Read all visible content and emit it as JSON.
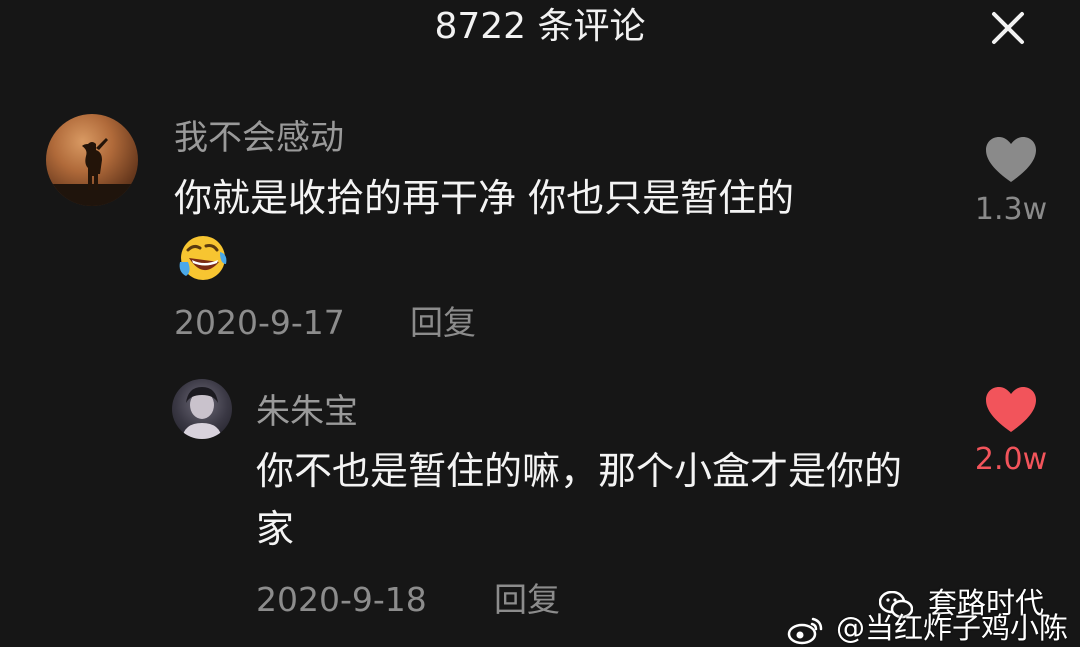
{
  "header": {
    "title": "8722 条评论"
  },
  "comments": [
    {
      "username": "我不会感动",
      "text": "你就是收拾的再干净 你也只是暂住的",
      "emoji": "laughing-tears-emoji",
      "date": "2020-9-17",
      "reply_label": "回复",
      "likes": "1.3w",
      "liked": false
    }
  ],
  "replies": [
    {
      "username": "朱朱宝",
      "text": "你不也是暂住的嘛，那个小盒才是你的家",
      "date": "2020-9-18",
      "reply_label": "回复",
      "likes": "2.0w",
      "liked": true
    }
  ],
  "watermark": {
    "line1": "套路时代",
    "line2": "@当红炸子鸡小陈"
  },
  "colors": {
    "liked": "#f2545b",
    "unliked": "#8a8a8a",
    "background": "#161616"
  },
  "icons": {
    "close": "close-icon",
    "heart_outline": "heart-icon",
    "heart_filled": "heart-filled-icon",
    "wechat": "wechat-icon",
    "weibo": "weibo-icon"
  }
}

...

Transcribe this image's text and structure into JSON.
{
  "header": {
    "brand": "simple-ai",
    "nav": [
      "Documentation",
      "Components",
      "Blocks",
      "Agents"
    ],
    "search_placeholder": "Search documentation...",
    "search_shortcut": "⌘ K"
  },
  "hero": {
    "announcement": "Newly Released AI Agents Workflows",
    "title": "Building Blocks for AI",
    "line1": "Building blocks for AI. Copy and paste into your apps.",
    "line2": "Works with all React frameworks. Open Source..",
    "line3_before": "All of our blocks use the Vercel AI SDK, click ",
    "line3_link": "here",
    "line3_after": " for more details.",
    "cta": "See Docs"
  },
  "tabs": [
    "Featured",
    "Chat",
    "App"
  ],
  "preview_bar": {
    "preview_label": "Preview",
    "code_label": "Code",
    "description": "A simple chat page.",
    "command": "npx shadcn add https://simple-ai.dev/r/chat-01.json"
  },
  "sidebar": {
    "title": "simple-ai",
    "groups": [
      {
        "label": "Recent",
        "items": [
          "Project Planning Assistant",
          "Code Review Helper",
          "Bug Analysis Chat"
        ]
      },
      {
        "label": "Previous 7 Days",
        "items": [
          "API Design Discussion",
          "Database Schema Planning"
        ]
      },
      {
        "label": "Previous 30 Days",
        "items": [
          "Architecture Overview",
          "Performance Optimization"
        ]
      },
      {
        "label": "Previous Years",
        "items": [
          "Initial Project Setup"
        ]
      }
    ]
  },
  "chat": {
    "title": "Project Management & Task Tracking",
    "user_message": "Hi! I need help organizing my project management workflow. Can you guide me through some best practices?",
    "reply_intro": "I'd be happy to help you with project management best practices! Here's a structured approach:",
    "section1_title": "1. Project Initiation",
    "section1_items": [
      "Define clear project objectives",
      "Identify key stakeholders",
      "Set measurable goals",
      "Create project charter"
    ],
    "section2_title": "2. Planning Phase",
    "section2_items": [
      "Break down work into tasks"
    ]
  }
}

_Task details_
Whichever lines contain the string "Days", select and copy them.

_Answer to the exercise_
        "label": "Previous 7 Days",
        "label": "Previous 30 Days",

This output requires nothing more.